Provide the data again in its entirety, exactly as given.

## Dataset rows

________________________________________

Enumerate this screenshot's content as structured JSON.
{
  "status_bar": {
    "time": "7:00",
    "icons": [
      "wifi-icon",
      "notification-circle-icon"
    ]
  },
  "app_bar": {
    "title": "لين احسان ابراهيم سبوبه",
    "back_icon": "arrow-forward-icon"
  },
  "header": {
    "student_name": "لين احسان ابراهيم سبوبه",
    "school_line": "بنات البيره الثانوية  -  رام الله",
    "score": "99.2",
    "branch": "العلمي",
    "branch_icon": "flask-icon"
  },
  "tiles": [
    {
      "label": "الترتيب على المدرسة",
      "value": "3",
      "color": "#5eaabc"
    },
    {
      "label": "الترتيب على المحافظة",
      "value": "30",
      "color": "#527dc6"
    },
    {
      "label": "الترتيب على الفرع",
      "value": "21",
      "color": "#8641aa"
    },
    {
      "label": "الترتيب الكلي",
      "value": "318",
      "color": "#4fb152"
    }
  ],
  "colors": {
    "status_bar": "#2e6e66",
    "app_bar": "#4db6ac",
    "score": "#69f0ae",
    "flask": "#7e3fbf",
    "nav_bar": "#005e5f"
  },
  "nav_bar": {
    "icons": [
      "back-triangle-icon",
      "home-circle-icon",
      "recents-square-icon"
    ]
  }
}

________________________________________

## Result of the task
Enumerate this screenshot's content as structured JSON.
{
  "status_bar": {
    "time": "7:00",
    "icons": [
      "wifi-icon",
      "notification-circle-icon"
    ]
  },
  "app_bar": {
    "title": "لين احسان ابراهيم سبوبه",
    "back_icon": "arrow-forward-icon"
  },
  "header": {
    "student_name": "لين احسان ابراهيم سبوبه",
    "school_line": "بنات البيره الثانوية  -  رام الله",
    "score": "99.2",
    "branch": "العلمي",
    "branch_icon": "flask-icon"
  },
  "tiles": [
    {
      "label": "الترتيب على المدرسة",
      "value": "3",
      "color": "#5eaabc"
    },
    {
      "label": "الترتيب على المحافظة",
      "value": "30",
      "color": "#527dc6"
    },
    {
      "label": "الترتيب على الفرع",
      "value": "21",
      "color": "#8641aa"
    },
    {
      "label": "الترتيب الكلي",
      "value": "318",
      "color": "#4fb152"
    }
  ],
  "colors": {
    "status_bar": "#2e6e66",
    "app_bar": "#4db6ac",
    "score": "#69f0ae",
    "flask": "#7e3fbf",
    "nav_bar": "#005e5f"
  },
  "nav_bar": {
    "icons": [
      "back-triangle-icon",
      "home-circle-icon",
      "recents-square-icon"
    ]
  }
}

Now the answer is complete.